▶ **AIM**: Count the lines in the records below that contain the word "термодинамики", and reply with only that number.

▶ **TASK MATERIAL**:

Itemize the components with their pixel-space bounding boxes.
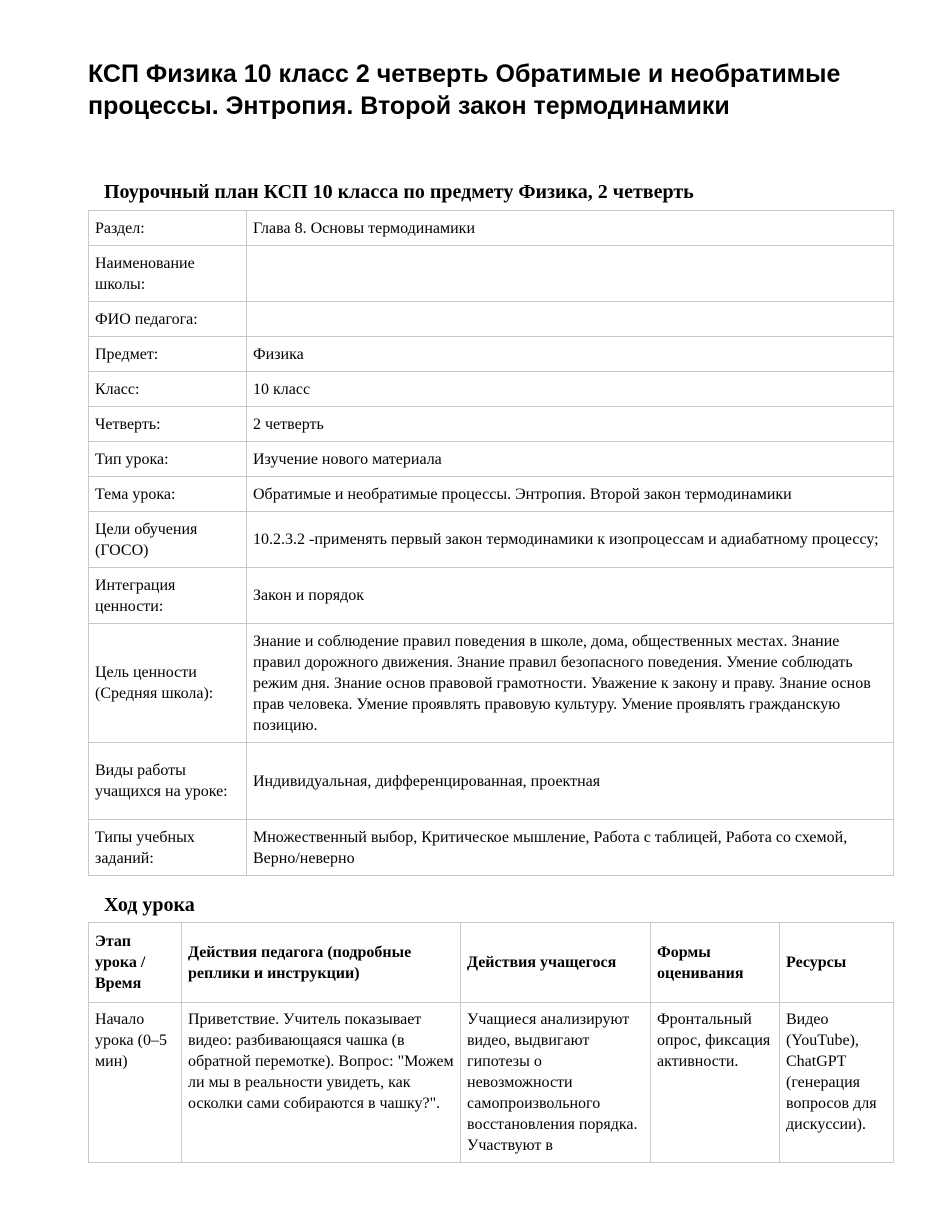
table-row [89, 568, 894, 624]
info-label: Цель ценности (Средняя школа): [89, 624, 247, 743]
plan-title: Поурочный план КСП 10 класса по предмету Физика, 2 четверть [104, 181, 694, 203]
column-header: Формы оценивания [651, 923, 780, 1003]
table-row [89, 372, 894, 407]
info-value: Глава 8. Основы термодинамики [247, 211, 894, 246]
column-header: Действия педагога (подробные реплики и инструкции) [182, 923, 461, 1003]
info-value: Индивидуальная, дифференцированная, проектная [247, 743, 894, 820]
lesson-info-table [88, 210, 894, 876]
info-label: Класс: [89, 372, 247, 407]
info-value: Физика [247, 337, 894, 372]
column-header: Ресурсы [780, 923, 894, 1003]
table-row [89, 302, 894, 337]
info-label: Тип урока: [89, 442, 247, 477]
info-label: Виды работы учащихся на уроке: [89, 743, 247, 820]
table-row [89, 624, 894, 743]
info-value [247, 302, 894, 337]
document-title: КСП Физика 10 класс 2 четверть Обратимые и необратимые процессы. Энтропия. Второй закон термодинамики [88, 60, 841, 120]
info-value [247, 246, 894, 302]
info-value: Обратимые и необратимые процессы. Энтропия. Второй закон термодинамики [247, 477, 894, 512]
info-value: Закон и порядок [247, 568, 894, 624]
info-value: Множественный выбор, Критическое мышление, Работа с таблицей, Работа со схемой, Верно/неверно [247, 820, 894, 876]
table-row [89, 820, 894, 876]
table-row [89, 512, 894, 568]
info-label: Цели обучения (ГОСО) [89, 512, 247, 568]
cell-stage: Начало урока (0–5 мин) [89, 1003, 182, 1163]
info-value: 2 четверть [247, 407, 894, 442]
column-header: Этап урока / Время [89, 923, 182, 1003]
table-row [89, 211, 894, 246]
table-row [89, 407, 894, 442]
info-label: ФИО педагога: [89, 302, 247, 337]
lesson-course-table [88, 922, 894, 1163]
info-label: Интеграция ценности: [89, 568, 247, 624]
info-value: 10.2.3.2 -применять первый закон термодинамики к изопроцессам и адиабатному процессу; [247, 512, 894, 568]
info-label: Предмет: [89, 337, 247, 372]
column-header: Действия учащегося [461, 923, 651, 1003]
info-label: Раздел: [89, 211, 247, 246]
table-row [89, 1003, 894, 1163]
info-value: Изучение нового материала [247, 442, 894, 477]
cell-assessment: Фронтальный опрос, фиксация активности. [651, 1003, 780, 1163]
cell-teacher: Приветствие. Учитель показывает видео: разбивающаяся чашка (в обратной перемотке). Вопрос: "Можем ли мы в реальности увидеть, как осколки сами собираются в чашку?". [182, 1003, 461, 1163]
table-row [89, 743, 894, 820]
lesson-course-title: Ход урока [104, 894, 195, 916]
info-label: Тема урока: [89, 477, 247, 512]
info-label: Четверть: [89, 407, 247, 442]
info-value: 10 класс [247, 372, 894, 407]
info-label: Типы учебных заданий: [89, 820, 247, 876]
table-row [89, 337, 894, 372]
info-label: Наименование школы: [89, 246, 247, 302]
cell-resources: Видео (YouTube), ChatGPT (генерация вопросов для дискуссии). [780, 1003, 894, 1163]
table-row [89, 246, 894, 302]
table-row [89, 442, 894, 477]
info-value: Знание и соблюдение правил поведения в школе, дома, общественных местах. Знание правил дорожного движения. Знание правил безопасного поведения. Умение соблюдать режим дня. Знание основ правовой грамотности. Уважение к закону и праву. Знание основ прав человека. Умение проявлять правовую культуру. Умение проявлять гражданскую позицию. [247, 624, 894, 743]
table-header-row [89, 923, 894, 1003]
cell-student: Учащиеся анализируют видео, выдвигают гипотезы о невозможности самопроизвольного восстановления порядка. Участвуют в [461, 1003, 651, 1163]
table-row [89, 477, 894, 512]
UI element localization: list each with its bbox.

▶ **WRITTEN ANSWER**: 4